● STATED EXERCISE: Give every line below again, exactly.

● GIVEN ENTRIES:
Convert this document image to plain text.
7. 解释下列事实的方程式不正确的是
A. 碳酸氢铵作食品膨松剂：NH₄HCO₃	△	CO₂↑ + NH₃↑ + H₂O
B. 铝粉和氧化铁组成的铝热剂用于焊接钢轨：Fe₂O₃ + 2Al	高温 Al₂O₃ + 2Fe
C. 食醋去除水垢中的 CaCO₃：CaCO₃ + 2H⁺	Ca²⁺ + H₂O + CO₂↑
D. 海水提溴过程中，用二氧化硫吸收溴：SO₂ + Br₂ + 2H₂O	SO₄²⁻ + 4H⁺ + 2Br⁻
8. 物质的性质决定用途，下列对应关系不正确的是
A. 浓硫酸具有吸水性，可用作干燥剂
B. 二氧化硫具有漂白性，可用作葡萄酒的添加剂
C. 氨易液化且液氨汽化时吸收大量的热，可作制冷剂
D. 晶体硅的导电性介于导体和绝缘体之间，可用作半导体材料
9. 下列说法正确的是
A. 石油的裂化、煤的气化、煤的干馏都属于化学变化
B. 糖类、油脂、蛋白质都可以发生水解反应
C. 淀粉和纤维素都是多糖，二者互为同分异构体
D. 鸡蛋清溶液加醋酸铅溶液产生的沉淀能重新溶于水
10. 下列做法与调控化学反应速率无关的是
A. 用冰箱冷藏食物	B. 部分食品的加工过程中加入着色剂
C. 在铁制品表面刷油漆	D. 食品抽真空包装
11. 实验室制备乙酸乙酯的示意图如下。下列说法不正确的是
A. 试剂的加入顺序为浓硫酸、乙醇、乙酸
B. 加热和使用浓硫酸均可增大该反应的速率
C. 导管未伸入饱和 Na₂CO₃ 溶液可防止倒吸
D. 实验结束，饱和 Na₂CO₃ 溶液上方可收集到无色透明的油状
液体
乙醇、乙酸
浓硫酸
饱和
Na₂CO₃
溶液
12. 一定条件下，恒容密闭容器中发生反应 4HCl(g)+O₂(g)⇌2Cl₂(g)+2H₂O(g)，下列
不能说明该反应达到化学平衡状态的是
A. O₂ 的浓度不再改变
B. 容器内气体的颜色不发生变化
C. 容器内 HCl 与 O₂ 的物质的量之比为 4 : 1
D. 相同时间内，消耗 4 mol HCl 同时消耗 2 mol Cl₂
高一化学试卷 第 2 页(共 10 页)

● THE ANSWER:
Convert this document image to plain text.
7. 解释下列事实的方程式不正确的是
A. 碳酸氢铵作食品膨松剂：NH₄HCO₃	△	CO₂↑ + NH₃↑ + H₂O
B. 铝粉和氧化铁组成的铝热剂用于焊接钢轨：Fe₂O₃ + 2Al	高温 Al₂O₃ + 2Fe
C. 食醋去除水垢中的 CaCO₃：CaCO₃ + 2H⁺	Ca²⁺ + H₂O + CO₂↑
D. 海水提溴过程中，用二氧化硫吸收溴：SO₂ + Br₂ + 2H₂O	SO₄²⁻ + 4H⁺ + 2Br⁻
8. 物质的性质决定用途，下列对应关系不正确的是
A. 浓硫酸具有吸水性，可用作干燥剂
B. 二氧化硫具有漂白性，可用作葡萄酒的添加剂
C. 氨易液化且液氨汽化时吸收大量的热，可作制冷剂
D. 晶体硅的导电性介于导体和绝缘体之间，可用作半导体材料
9. 下列说法正确的是
A. 石油的裂化、煤的气化、煤的干馏都属于化学变化
B. 糖类、油脂、蛋白质都可以发生水解反应
C. 淀粉和纤维素都是多糖，二者互为同分异构体
D. 鸡蛋清溶液加醋酸铅溶液产生的沉淀能重新溶于水
10. 下列做法与调控化学反应速率无关的是
A. 用冰箱冷藏食物	B. 部分食品的加工过程中加入着色剂
C. 在铁制品表面刷油漆	D. 食品抽真空包装
11. 实验室制备乙酸乙酯的示意图如下。下列说法不正确的是
A. 试剂的加入顺序为浓硫酸、乙醇、乙酸
B. 加热和使用浓硫酸均可增大该反应的速率
C. 导管未伸入饱和 Na₂CO₃ 溶液可防止倒吸
D. 实验结束，饱和 Na₂CO₃ 溶液上方可收集到无色透明的油状
液体
乙醇、乙酸
浓硫酸
饱和
Na₂CO₃
溶液
12. 一定条件下，恒容密闭容器中发生反应 4HCl(g)+O₂(g)⇌2Cl₂(g)+2H₂O(g)，下列
不能说明该反应达到化学平衡状态的是
A. O₂ 的浓度不再改变
B. 容器内气体的颜色不发生变化
C. 容器内 HCl 与 O₂ 的物质的量之比为 4 : 1
D. 相同时间内，消耗 4 mol HCl 同时消耗 2 mol Cl₂
高一化学试卷 第 2 页(共 10 页)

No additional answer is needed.